> Task details
Copy the listing word for word, from the line that contains "Localize each UI" down to the line that contains "current-user-avatar-redacted [20,254,54,286]", including both of those lines.

> A block of data
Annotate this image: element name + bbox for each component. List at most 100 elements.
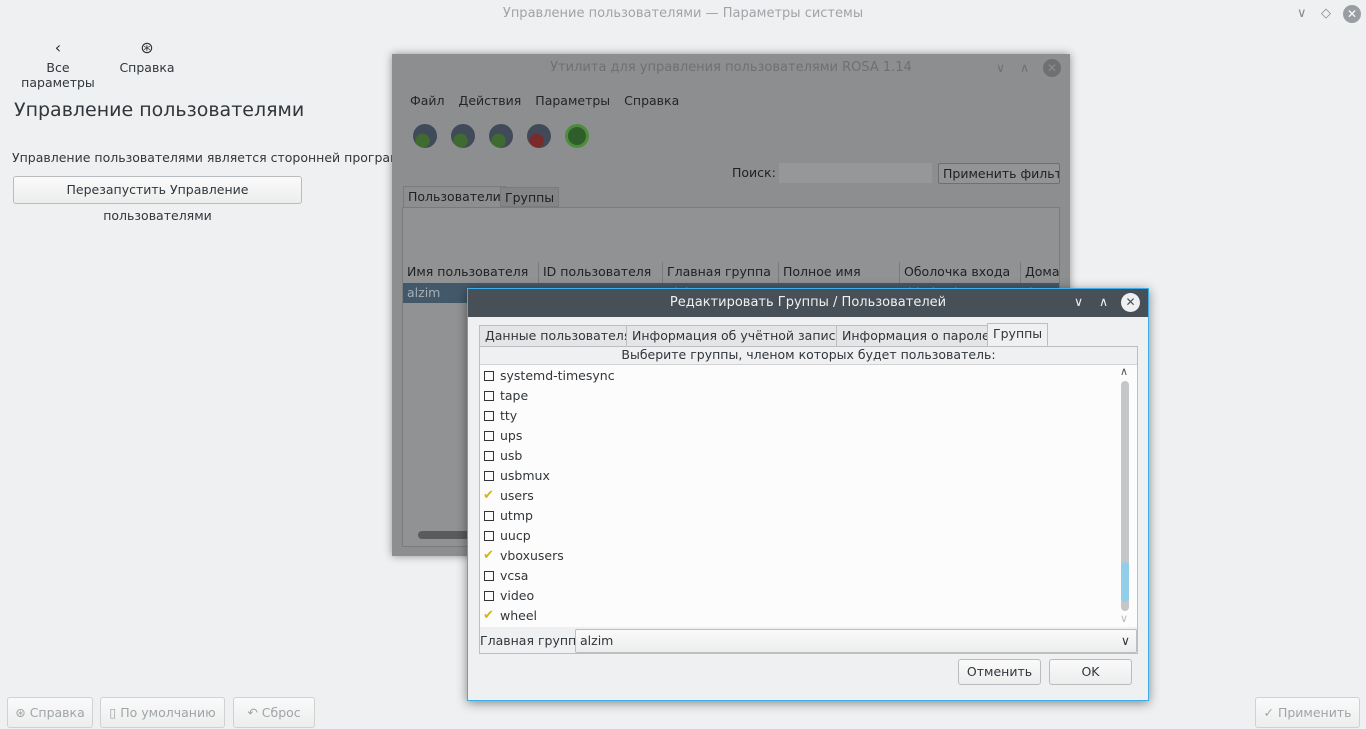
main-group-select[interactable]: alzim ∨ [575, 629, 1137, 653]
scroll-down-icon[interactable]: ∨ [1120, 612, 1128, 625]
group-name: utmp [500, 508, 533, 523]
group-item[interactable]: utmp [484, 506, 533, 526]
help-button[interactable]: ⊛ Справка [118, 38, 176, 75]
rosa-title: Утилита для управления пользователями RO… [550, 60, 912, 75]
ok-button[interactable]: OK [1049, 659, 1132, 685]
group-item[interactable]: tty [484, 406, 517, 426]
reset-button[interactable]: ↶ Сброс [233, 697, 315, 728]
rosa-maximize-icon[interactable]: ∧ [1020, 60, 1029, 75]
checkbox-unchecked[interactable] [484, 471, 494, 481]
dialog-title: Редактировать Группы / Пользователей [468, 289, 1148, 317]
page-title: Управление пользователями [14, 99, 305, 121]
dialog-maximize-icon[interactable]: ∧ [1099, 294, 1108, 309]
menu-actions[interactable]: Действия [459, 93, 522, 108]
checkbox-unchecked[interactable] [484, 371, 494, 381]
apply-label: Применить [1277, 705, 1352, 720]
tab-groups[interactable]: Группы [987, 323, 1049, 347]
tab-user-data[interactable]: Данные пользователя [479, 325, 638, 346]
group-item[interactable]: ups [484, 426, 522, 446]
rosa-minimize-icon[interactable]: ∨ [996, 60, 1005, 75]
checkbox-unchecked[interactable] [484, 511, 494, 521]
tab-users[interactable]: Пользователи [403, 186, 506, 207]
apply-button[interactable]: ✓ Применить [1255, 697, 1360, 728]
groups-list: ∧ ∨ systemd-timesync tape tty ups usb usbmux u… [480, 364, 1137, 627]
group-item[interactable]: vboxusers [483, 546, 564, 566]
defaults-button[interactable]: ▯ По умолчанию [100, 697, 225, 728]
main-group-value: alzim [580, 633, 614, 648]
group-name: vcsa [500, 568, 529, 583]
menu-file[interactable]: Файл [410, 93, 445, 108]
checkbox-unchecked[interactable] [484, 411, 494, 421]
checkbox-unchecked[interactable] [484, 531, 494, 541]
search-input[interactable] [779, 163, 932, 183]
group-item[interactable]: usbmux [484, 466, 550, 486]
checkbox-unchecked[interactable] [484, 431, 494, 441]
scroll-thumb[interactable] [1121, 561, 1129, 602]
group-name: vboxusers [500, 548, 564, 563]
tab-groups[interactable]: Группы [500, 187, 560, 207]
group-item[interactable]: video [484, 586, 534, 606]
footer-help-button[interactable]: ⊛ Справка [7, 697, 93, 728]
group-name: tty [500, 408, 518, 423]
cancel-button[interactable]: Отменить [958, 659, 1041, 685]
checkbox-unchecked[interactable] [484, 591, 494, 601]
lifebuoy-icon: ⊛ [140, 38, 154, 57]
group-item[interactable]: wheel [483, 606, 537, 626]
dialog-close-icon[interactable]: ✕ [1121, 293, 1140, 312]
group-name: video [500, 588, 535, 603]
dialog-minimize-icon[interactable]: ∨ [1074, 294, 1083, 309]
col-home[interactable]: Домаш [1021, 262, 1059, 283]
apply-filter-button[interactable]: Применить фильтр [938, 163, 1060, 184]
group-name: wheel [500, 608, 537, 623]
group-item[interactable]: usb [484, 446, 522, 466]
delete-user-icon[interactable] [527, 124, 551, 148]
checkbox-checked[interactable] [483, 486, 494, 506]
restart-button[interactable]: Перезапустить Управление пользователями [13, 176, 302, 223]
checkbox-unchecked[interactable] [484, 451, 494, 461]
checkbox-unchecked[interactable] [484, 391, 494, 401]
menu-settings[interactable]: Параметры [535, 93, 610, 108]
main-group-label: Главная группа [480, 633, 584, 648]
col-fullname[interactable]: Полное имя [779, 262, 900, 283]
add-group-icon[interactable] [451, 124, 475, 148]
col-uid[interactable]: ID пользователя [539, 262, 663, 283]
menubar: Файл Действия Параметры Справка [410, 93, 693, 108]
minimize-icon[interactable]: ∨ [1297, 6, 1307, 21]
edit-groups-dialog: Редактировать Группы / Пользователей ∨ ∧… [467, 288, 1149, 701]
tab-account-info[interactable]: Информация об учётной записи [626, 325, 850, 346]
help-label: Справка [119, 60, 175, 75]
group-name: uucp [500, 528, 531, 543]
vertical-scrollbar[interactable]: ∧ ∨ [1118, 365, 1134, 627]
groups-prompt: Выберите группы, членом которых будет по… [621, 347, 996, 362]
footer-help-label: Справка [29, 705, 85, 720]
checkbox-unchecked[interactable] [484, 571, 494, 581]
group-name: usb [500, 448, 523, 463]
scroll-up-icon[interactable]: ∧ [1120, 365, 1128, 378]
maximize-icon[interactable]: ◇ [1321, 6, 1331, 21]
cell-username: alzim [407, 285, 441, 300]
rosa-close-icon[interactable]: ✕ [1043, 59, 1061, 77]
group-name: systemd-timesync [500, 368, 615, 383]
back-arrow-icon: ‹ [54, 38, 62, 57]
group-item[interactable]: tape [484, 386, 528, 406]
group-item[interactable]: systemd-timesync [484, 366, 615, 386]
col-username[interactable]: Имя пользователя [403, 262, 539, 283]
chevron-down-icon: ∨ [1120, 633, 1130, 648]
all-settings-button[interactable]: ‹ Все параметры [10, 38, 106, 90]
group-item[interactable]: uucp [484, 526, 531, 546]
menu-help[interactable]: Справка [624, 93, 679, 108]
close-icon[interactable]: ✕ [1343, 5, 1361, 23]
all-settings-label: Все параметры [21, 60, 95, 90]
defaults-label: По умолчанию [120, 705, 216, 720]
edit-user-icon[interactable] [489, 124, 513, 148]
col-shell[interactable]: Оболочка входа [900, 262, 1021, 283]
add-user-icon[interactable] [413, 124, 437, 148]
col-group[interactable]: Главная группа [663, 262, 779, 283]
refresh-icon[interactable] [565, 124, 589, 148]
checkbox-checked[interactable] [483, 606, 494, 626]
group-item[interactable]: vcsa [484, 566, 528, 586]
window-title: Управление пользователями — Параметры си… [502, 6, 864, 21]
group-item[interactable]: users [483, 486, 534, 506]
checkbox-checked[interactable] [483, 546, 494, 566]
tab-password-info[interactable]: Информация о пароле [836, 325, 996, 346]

---

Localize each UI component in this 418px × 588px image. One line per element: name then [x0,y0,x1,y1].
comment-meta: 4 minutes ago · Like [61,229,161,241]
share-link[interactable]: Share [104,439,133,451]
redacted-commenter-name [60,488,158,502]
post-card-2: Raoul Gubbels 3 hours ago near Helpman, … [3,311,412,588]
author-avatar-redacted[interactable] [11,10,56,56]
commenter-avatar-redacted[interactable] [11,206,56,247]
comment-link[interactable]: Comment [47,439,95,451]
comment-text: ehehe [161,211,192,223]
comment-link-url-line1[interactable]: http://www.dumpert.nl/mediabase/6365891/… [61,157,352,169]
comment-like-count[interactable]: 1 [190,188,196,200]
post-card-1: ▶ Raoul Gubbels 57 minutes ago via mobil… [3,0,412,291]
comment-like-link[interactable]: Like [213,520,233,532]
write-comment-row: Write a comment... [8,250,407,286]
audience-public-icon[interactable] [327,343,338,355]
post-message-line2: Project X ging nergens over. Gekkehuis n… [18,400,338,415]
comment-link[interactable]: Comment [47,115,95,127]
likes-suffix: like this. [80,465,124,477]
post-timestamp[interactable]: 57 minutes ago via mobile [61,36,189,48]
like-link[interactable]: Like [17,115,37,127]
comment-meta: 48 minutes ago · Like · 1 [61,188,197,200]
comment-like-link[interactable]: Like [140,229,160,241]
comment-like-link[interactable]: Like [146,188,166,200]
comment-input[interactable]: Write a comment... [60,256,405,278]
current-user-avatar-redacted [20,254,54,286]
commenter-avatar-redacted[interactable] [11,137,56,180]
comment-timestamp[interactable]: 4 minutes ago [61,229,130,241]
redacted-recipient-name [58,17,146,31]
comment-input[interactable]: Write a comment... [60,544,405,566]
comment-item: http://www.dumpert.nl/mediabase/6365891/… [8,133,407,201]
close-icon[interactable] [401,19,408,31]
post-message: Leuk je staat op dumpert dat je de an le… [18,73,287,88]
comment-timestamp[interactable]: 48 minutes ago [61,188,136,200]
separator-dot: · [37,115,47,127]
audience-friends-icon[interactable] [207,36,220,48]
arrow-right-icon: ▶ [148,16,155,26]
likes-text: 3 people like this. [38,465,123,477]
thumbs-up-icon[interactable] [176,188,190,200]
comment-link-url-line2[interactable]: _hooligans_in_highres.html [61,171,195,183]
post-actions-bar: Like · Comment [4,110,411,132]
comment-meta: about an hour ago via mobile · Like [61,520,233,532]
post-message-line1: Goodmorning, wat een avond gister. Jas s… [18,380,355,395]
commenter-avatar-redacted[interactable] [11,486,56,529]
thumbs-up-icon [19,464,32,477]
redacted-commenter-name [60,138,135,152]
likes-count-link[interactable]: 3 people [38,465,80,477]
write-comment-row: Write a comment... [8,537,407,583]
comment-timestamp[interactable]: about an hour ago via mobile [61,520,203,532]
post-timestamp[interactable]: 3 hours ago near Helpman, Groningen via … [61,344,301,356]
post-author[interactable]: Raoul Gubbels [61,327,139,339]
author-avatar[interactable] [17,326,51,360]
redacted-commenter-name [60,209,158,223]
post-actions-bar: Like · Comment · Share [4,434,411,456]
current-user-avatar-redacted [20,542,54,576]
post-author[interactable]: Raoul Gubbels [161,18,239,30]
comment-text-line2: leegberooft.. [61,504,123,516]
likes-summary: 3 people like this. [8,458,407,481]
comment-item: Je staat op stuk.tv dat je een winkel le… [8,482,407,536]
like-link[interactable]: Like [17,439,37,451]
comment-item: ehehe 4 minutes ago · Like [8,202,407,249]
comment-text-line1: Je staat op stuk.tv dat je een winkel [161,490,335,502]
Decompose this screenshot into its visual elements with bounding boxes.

---

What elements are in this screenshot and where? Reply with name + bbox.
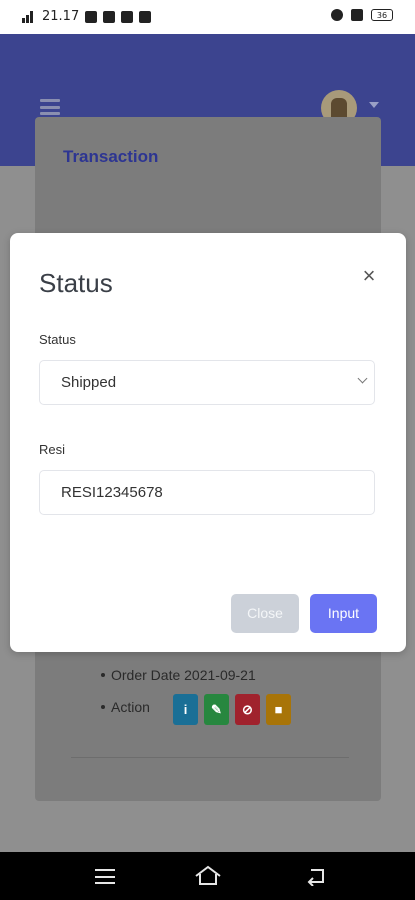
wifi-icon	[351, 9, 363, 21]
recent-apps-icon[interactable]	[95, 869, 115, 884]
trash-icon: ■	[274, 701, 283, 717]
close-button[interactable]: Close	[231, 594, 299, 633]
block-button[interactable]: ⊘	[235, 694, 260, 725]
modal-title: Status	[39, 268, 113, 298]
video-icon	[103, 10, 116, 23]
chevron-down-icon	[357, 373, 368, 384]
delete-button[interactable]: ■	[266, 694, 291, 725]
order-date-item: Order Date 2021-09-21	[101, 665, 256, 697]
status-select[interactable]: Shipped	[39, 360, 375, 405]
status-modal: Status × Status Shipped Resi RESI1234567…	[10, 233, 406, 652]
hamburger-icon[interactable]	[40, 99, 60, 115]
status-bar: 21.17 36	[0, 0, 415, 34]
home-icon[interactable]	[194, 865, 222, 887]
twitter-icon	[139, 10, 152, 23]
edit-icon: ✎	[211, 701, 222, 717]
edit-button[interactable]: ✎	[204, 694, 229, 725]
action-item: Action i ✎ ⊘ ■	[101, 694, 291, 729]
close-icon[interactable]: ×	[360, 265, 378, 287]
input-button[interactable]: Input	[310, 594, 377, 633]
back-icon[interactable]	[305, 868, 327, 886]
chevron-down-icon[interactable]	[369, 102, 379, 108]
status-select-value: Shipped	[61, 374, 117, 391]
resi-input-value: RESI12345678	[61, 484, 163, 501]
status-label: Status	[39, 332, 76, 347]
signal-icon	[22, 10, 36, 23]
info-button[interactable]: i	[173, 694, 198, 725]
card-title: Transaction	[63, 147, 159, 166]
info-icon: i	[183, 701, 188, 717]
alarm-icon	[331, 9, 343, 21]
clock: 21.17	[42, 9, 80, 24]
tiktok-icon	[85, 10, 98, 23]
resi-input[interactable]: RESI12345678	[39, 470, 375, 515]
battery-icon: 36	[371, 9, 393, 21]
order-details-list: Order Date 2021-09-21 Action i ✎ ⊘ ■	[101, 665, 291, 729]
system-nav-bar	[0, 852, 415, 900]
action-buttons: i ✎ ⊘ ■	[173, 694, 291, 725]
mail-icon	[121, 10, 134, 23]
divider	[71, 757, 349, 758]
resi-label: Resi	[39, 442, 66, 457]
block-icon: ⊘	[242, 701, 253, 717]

> Solution below
Localize each UI component in this 418px × 588px image. One line per element: name then [x0,y0,x1,y1].
comment-meta: 4 minutes ago · Like [61,229,161,241]
share-link[interactable]: Share [104,439,133,451]
redacted-commenter-name [60,488,158,502]
post-card-2: Raoul Gubbels 3 hours ago near Helpman, … [3,311,412,588]
author-avatar-redacted[interactable] [11,10,56,56]
commenter-avatar-redacted[interactable] [11,206,56,247]
comment-link[interactable]: Comment [47,439,95,451]
comment-text: ehehe [161,211,192,223]
comment-link-url-line1[interactable]: http://www.dumpert.nl/mediabase/6365891/… [61,157,352,169]
comment-like-count[interactable]: 1 [190,188,196,200]
post-card-1: ▶ Raoul Gubbels 57 minutes ago via mobil… [3,0,412,291]
comment-like-link[interactable]: Like [213,520,233,532]
write-comment-row: Write a comment... [8,250,407,286]
audience-public-icon[interactable] [327,343,338,355]
post-message-line2: Project X ging nergens over. Gekkehuis n… [18,400,338,415]
comment-link[interactable]: Comment [47,115,95,127]
likes-suffix: like this. [80,465,124,477]
post-timestamp[interactable]: 57 minutes ago via mobile [61,36,189,48]
like-link[interactable]: Like [17,115,37,127]
comment-meta: 48 minutes ago · Like · 1 [61,188,197,200]
comment-like-link[interactable]: Like [140,229,160,241]
comment-like-link[interactable]: Like [146,188,166,200]
comment-input[interactable]: Write a comment... [60,256,405,278]
current-user-avatar-redacted [20,254,54,286]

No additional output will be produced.